State the number of lines in these records holding "Training". Say nothing more.
-- start of RECORDS PROVIDED --
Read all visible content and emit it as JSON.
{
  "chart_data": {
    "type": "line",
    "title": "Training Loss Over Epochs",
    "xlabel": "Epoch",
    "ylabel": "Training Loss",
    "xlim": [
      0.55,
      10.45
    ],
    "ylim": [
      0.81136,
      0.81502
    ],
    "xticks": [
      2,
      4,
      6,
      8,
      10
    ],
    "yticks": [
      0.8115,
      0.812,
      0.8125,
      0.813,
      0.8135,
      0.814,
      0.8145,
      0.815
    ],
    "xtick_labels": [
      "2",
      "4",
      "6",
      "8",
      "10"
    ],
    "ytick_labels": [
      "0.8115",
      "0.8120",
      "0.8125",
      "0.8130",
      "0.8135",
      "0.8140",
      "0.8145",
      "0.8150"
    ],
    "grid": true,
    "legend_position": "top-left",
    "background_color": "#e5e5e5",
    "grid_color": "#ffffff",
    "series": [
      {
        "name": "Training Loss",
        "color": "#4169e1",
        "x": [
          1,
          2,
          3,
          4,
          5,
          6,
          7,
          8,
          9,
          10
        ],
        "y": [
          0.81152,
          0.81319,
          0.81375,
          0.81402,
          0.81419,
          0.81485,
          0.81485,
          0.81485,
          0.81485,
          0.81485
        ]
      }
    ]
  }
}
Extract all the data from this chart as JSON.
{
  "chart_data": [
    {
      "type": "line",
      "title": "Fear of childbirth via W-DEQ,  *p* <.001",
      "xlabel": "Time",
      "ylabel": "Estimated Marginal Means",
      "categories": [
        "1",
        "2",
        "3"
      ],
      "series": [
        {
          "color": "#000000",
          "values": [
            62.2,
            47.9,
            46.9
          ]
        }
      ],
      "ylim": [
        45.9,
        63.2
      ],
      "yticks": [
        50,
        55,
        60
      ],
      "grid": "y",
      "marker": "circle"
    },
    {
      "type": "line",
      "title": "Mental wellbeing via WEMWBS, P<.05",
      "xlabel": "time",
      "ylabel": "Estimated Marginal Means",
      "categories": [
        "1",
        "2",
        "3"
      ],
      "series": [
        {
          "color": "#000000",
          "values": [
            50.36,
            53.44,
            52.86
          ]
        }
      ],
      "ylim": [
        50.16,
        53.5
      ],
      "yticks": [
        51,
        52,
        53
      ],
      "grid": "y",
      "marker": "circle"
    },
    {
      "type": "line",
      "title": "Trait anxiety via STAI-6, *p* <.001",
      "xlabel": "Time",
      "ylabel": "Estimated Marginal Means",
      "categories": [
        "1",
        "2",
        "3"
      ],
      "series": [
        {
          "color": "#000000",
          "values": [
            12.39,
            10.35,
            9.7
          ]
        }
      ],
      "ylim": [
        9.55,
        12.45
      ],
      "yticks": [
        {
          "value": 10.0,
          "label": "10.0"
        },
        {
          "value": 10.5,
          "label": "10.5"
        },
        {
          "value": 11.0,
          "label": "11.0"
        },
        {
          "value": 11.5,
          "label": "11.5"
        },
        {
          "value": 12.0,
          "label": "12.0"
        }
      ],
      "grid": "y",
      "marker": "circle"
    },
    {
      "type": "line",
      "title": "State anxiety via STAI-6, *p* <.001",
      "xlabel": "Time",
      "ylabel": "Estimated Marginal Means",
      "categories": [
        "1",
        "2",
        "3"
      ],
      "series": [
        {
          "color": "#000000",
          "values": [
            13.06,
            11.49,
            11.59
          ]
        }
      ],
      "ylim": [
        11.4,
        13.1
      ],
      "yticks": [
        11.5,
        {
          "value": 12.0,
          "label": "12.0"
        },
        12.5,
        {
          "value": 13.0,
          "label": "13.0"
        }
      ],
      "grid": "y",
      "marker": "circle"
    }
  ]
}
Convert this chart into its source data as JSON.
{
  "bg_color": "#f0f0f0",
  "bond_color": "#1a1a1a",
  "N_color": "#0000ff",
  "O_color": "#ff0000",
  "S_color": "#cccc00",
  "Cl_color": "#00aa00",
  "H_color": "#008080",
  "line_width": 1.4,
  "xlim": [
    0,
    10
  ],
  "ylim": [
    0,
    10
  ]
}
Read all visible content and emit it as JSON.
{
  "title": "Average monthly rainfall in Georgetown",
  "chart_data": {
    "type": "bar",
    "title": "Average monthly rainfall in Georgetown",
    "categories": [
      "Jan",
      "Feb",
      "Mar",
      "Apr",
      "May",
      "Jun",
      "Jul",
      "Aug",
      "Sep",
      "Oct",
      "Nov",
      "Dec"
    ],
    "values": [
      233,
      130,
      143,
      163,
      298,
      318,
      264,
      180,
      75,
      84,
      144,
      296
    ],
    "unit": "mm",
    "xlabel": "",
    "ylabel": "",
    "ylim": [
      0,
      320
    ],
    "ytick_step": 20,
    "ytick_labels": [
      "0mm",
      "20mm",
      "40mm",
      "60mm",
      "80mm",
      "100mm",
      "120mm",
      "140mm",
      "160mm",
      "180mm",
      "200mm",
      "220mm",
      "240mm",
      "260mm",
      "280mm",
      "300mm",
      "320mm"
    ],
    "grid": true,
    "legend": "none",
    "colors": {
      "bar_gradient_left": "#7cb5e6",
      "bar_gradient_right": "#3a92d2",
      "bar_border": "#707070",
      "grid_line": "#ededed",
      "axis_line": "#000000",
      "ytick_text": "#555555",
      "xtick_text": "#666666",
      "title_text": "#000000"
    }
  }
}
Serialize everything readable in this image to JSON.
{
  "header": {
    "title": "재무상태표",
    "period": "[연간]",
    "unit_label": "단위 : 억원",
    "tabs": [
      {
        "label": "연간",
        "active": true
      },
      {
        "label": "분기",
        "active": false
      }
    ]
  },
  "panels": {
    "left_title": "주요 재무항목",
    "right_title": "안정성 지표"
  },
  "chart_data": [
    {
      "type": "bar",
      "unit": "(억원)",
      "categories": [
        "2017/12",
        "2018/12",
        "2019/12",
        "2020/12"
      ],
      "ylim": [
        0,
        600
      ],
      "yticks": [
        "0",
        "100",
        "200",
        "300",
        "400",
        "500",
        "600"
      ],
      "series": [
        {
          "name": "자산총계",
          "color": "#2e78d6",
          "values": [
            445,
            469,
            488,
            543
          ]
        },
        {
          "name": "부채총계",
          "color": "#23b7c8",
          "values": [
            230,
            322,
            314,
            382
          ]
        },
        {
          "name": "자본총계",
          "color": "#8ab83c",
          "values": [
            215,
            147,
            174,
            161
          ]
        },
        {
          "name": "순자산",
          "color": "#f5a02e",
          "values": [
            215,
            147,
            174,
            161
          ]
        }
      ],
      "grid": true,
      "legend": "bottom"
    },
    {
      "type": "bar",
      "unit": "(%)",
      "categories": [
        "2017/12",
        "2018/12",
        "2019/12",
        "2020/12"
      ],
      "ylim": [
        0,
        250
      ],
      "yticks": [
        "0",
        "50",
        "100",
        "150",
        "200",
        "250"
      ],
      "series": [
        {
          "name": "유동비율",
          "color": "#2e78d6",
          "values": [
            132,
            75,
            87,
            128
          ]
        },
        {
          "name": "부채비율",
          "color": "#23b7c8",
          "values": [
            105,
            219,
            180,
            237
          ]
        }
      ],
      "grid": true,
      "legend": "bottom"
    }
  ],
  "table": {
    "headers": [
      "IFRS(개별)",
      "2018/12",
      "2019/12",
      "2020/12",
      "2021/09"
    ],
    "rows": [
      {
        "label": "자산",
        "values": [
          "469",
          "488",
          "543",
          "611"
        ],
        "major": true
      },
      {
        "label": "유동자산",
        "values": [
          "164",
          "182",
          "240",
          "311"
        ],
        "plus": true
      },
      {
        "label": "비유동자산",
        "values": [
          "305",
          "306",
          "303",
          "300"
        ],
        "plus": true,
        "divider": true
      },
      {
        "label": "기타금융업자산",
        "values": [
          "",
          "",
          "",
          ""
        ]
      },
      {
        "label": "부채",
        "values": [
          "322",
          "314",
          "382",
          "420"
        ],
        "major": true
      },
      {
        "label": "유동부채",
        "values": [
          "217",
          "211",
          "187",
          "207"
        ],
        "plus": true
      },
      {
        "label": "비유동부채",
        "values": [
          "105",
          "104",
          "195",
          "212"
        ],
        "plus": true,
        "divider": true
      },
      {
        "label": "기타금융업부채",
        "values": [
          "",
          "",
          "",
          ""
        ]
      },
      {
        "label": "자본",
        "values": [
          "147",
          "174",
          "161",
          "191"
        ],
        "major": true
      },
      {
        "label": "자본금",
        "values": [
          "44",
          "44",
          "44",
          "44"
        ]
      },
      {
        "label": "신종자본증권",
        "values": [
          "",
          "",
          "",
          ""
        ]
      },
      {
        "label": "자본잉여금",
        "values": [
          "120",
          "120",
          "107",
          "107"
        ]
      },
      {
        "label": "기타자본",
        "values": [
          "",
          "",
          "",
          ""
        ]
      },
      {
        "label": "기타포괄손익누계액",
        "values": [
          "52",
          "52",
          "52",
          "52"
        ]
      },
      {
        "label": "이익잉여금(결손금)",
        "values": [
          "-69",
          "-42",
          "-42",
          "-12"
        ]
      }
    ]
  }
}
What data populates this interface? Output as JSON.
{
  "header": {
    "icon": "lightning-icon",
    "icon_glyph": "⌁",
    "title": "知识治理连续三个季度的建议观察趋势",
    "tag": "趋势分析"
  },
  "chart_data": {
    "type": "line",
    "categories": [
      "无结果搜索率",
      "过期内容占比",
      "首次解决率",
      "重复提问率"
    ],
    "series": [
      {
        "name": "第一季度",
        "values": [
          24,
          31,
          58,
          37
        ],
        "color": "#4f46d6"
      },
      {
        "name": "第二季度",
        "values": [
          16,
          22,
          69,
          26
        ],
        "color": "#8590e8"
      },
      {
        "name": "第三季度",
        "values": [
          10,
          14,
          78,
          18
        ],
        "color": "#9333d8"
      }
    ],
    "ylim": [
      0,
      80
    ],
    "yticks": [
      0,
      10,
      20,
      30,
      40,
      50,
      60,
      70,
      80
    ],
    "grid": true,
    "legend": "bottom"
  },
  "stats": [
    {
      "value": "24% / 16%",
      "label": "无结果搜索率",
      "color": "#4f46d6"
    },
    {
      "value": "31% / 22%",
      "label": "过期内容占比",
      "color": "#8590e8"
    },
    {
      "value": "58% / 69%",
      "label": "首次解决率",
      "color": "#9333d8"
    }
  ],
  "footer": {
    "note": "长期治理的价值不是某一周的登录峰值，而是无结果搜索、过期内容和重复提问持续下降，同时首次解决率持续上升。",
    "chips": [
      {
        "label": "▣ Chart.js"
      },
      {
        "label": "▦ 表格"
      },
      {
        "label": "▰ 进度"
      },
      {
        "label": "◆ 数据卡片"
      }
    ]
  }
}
-- end of RECORDS PROVIDED --
**EXERCISE ANSWER:** 3